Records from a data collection

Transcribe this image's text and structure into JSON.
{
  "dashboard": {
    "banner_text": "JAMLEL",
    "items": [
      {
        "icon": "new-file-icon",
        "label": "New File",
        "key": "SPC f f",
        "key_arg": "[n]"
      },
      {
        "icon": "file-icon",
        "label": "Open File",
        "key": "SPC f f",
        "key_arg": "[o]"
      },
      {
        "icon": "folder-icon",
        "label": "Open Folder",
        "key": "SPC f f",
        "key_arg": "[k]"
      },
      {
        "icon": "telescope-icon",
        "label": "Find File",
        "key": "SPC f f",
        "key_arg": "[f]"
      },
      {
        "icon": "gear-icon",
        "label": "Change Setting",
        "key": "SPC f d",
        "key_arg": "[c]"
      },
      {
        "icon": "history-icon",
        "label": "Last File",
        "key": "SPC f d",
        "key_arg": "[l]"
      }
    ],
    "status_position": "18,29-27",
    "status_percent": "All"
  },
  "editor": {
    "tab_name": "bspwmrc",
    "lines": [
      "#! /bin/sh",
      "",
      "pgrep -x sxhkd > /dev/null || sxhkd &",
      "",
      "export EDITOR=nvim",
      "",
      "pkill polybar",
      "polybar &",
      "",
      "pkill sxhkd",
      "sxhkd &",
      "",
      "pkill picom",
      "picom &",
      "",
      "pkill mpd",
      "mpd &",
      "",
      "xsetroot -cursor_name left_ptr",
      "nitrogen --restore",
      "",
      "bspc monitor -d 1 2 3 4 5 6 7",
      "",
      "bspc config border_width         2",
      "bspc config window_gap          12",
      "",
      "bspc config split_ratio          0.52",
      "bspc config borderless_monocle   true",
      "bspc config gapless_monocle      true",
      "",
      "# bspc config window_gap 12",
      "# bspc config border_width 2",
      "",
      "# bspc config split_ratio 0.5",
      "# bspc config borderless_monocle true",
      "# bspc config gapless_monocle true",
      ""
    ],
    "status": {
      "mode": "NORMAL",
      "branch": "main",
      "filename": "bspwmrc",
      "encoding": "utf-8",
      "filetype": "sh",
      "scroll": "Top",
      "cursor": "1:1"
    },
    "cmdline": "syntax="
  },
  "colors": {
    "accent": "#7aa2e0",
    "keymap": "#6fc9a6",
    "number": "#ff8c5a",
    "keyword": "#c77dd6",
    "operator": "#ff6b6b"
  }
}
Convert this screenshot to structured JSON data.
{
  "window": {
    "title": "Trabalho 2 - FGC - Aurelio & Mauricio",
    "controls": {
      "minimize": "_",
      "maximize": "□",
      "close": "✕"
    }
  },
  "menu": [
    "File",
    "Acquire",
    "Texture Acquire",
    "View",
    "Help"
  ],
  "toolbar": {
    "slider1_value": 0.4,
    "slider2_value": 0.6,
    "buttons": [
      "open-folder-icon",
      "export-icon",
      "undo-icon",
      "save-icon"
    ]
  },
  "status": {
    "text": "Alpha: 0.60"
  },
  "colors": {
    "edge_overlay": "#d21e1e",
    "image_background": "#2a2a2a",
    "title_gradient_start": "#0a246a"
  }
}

> **What the task requires**: Transcribe every entry exactly.

> **Full output**:
Transcribe this image's text and structure into JSON.
{
  "dashboard": {
    "banner_text": "JAMLEL",
    "items": [
      {
        "icon": "new-file-icon",
        "label": "New File",
        "key": "SPC f f",
        "key_arg": "[n]"
      },
      {
        "icon": "file-icon",
        "label": "Open File",
        "key": "SPC f f",
        "key_arg": "[o]"
      },
      {
        "icon": "folder-icon",
        "label": "Open Folder",
        "key": "SPC f f",
        "key_arg": "[k]"
      },
      {
        "icon": "telescope-icon",
        "label": "Find File",
        "key": "SPC f f",
        "key_arg": "[f]"
      },
      {
        "icon": "gear-icon",
        "label": "Change Setting",
        "key": "SPC f d",
        "key_arg": "[c]"
      },
      {
        "icon": "history-icon",
        "label": "Last File",
        "key": "SPC f d",
        "key_arg": "[l]"
      }
    ],
    "status_position": "18,29-27",
    "status_percent": "All"
  },
  "editor": {
    "tab_name": "bspwmrc",
    "lines": [
      "#! /bin/sh",
      "",
      "pgrep -x sxhkd > /dev/null || sxhkd &",
      "",
      "export EDITOR=nvim",
      "",
      "pkill polybar",
      "polybar &",
      "",
      "pkill sxhkd",
      "sxhkd &",
      "",
      "pkill picom",
      "picom &",
      "",
      "pkill mpd",
      "mpd &",
      "",
      "xsetroot -cursor_name left_ptr",
      "nitrogen --restore",
      "",
      "bspc monitor -d 1 2 3 4 5 6 7",
      "",
      "bspc config border_width         2",
      "bspc config window_gap          12",
      "",
      "bspc config split_ratio          0.52",
      "bspc config borderless_monocle   true",
      "bspc config gapless_monocle      true",
      "",
      "# bspc config window_gap 12",
      "# bspc config border_width 2",
      "",
      "# bspc config split_ratio 0.5",
      "# bspc config borderless_monocle true",
      "# bspc config gapless_monocle true",
      ""
    ],
    "status": {
      "mode": "NORMAL",
      "branch": "main",
      "filename": "bspwmrc",
      "encoding": "utf-8",
      "filetype": "sh",
      "scroll": "Top",
      "cursor": "1:1"
    },
    "cmdline": "syntax="
  },
  "colors": {
    "accent": "#7aa2e0",
    "keymap": "#6fc9a6",
    "number": "#ff8c5a",
    "keyword": "#c77dd6",
    "operator": "#ff6b6b"
  }
}
Convert this screenshot to structured JSON data.
{
  "window": {
    "title": "Trabalho 2 - FGC - Aurelio & Mauricio",
    "controls": {
      "minimize": "_",
      "maximize": "□",
      "close": "✕"
    }
  },
  "menu": [
    "File",
    "Acquire",
    "Texture Acquire",
    "View",
    "Help"
  ],
  "toolbar": {
    "slider1_value": 0.4,
    "slider2_value": 0.6,
    "buttons": [
      "open-folder-icon",
      "export-icon",
      "undo-icon",
      "save-icon"
    ]
  },
  "status": {
    "text": "Alpha: 0.60"
  },
  "colors": {
    "edge_overlay": "#d21e1e",
    "image_background": "#2a2a2a",
    "title_gradient_start": "#0a246a"
  }
}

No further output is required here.